## To be done:
Tally every line of the material that includes "carry", then give the tally and nothing else.

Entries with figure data
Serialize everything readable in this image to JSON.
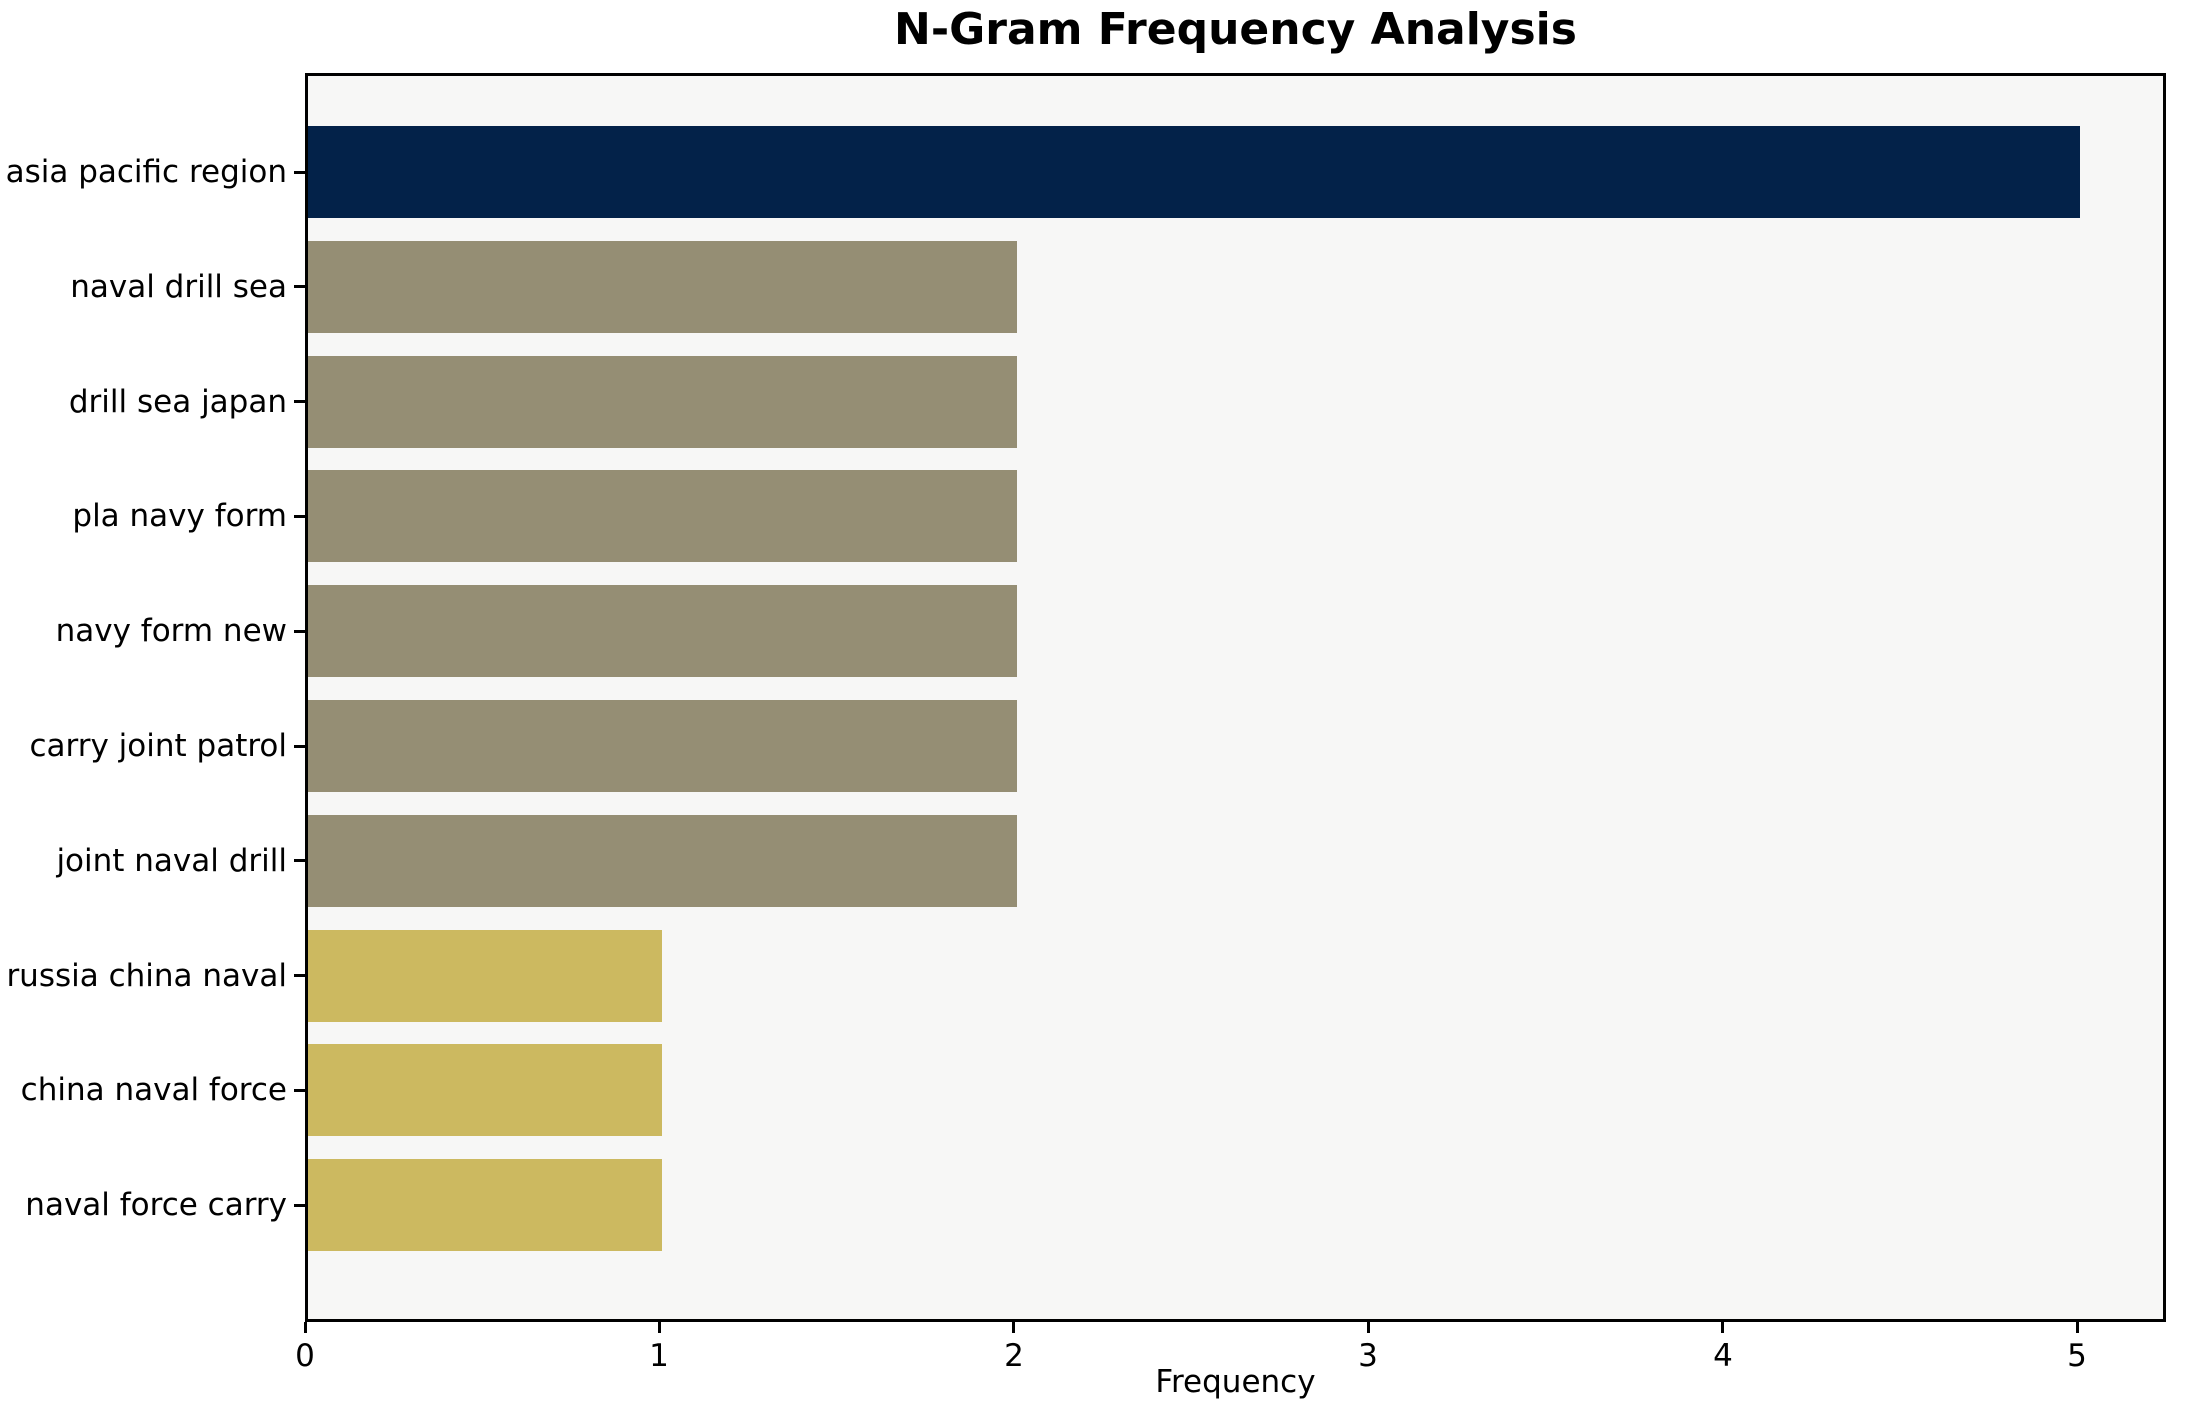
{
  "chart_data": {
    "type": "bar",
    "orientation": "horizontal",
    "title": "N-Gram Frequency Analysis",
    "xlabel": "Frequency",
    "ylabel": "",
    "categories": [
      "asia pacific region",
      "naval drill sea",
      "drill sea japan",
      "pla navy form",
      "navy form new",
      "carry joint patrol",
      "joint naval drill",
      "russia china naval",
      "china naval force",
      "naval force carry"
    ],
    "values": [
      5,
      2,
      2,
      2,
      2,
      2,
      2,
      1,
      1,
      1
    ],
    "bar_colors": [
      "#032249",
      "#958e74",
      "#958e74",
      "#958e74",
      "#958e74",
      "#958e74",
      "#958e74",
      "#ccb960",
      "#ccb960",
      "#ccb960"
    ],
    "xlim": [
      0,
      5.25
    ],
    "xticks": [
      0,
      1,
      2,
      3,
      4,
      5
    ],
    "grid": false,
    "legend_position": "none",
    "plot_background": "#f7f7f6",
    "figure_background": "#ffffff",
    "spine_color": "#000000",
    "text_color": "#000000"
  }
}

## Complete output:
2